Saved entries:
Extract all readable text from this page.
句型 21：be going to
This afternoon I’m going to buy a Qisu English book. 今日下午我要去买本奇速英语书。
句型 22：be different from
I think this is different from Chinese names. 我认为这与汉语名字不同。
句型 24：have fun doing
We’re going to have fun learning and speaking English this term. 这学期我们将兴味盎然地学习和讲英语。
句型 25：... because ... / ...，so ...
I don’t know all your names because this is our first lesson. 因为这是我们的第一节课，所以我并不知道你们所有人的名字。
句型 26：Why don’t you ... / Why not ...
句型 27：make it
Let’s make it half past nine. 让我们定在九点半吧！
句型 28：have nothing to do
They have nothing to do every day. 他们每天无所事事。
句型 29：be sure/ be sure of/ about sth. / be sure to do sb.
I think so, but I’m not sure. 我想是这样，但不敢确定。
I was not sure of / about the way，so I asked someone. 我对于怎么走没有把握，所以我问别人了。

Problem requirements: Retype the material in full, character for character.

Completed exercise:
Extract all readable text from this page.
句型 21：be going to
This afternoon I’m going to buy a Qisu English book. 今日下午我要去买本奇速英语书。
句型 22：be different from
I think this is different from Chinese names. 我认为这与汉语名字不同。
句型 24：have fun doing
We’re going to have fun learning and speaking English this term. 这学期我们将兴味盎然地学习和讲英语。
句型 25：... because ... / ...，so ...
I don’t know all your names because this is our first lesson. 因为这是我们的第一节课，所以我并不知道你们所有人的名字。
句型 26：Why don’t you ... / Why not ...
句型 27：make it
Let’s make it half past nine. 让我们定在九点半吧！
句型 28：have nothing to do
They have nothing to do every day. 他们每天无所事事。
句型 29：be sure/ be sure of/ about sth. / be sure to do sb.
I think so, but I’m not sure. 我想是这样，但不敢确定。
I was not sure of / about the way，so I asked someone. 我对于怎么走没有把握，所以我问别人了。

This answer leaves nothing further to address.